• TO BE DONE
Copy each line of the entries beneath that contains the word "машин".

[start INPUT FOR THIS TASK]

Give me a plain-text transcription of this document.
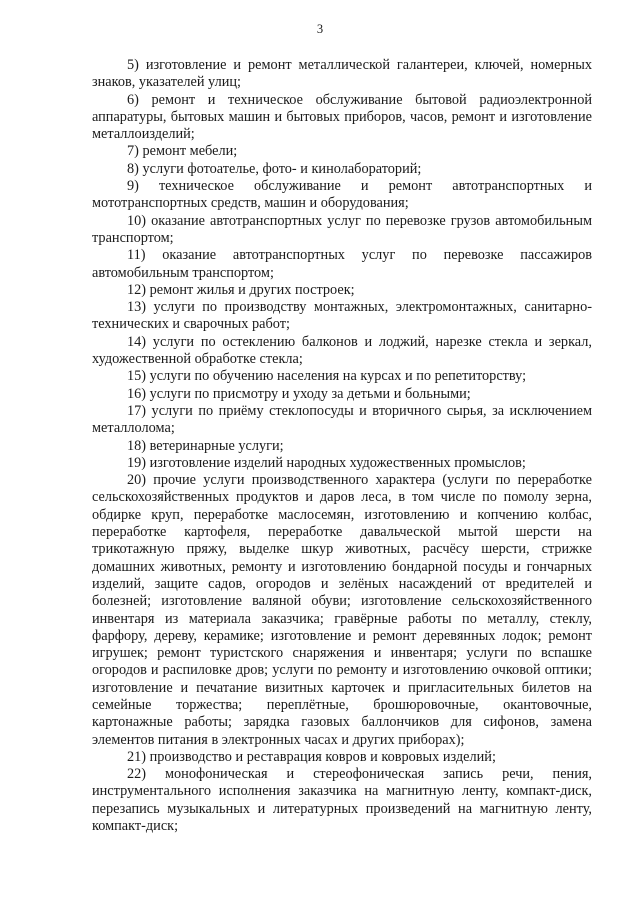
3

5) изготовление и ремонт металлической галантереи, ключей, номерных знаков, указателей улиц;

6) ремонт и техническое обслуживание бытовой радиоэлектронной аппаратуры, бытовых машин и бытовых приборов, часов, ремонт и изготовление металлоизделий;

7) ремонт мебели;

8) услуги фотоателье, фото- и кинолабораторий;

9) техническое обслуживание и ремонт автотранспортных и мототранспортных средств, машин и оборудования;

10) оказание автотранспортных услуг по перевозке грузов автомобильным транспортом;

11) оказание автотранспортных услуг по перевозке пассажиров автомобильным транспортом;

12) ремонт жилья и других построек;

13) услуги по производству монтажных, электромонтажных, санитарно-технических и сварочных работ;

14) услуги по остеклению балконов и лоджий, нарезке стекла и зеркал, художественной обработке стекла;

15) услуги по обучению населения на курсах и по репетиторству;

16) услуги по присмотру и уходу за детьми и больными;

17) услуги по приёму стеклопосуды и вторичного сырья, за исключением металлолома;

18) ветеринарные услуги;

19) изготовление изделий народных художественных промыслов;

20) прочие услуги производственного характера (услуги по переработке сельскохозяйственных продуктов и даров леса, в том числе по помолу зерна, обдирке круп, переработке маслосемян, изготовлению и копчению колбас, переработке картофеля, переработке давальческой мытой шерсти на трикотажную пряжу, выделке шкур животных, расчёсу шерсти, стрижке домашних животных, ремонту и изготовлению бондарной посуды и гончарных изделий, защите садов, огородов и зелёных насаждений от вредителей и болезней; изготовление валяной обуви; изготовление сельскохозяйственного инвентаря из материала заказчика; гравёрные работы по металлу, стеклу, фарфору, дереву, керамике; изготовление и ремонт деревянных лодок; ремонт игрушек; ремонт туристского снаряжения и инвентаря; услуги по вспашке огородов и распиловке дров; услуги по ремонту и изготовлению очковой оптики; изготовление и печатание визитных карточек и пригласительных билетов на семейные торжества; переплётные, брошюровочные, окантовочные, картонажные работы; зарядка газовых баллончиков для сифонов, замена элементов питания в электронных часах и других приборах);

21) производство и реставрация ковров и ковровых изделий;

22) монофоническая и стереофоническая запись речи, пения, инструментального исполнения заказчика на магнитную ленту, компакт-диск, перезапись музыкальных и литературных произведений на магнитную ленту, компакт-диск;
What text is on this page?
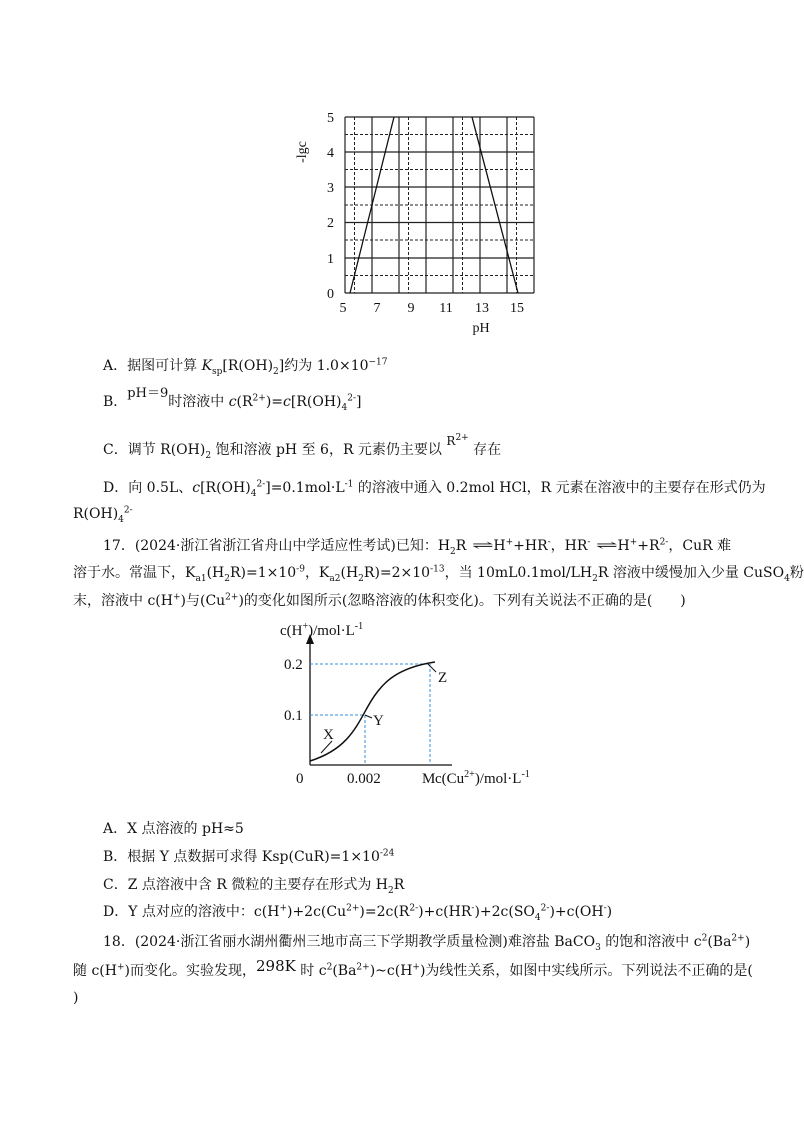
5
4
3
2
1
0
5 7 9 11 13 15
-lgc
pH
A．据图可计算 $K_{sp}[R(OH)_2]$约为 $1.0\times 10^{-17}$
B．pH＝9时溶液中 $c(R^{2+})=c[R(OH)_4^{2-}]$
C．调节 $R(OH)_2$ 饱和溶液 pH 至 6，R 元素仍主要以 $R^{2+}$ 存在
D．向 0.5L、$c[R(OH)_4^{2-}]=0.1mol\cdot L^{-1}$ 的溶液中通入 0.2mol HCl，R 元素在溶液中的主要存在形式仍为
$R(OH)_4^{2-}$
17．(2024·浙江省浙江省舟山中学适应性考试)已知：$H_2R$ ⇌ H++HR-，HR- ⇌ $H^++R^{2-}$，CuR 难
溶于水。常温下，$K_{a1}(H_2R)=1\times 10^{-9}$，$K_{a2}(H_2R)=2\times 10^{-13}$，当 $10mL0.1mol/LH_2R$ 溶液中缓慢加入少量 CuSO$_4$粉
末，溶液中 c(H+)与$(Cu^{2+})$的变化如图所示(忽略溶液的体积变化)。下列有关说法不正确的是(　　)
$c(H^+)/mol\cdot L^{-1}$
0.2
0.1
0	0.002	M $c(Cu^{2+})/mol\cdot L^{-1}$
X
Y
Z
A．X 点溶液的 pH≈5
B．根据 Y 点数据可求得 $Ksp(CuR)=1\times 10^{-24}$
C．Z 点溶液中含 R 微粒的主要存在形式为 $H_2R$
D．Y 点对应的溶液中：$c(H^+)+2c(Cu^{2+})=2c(R^{2-})+c(HR^-)+2c(SO_4^{2-})+c(OH^-)$
18．(2024·浙江省丽水湖州衢州三地市高三下学期教学质量检测)难溶盐 BaCO$_3$ 的饱和溶液中 $c^2(Ba^{2+})$
随 c(H+)而变化。实验发现，298K 时 $c^2(Ba^{2+})\sim c(H^+)$为线性关系，如图中实线所示。下列说法不正确的是(
)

[end INPUT FOR THIS TASK]

• FINISHED ANSWER
6) ремонт и техническое обслуживание бытовой радиоэлектронной аппаратуры, бытовых машин и бытовых приборов, часов, ремонт и изготовление металлоизделий;
9) техническое обслуживание и ремонт автотранспортных и мототранспортных средств, машин и оборудования;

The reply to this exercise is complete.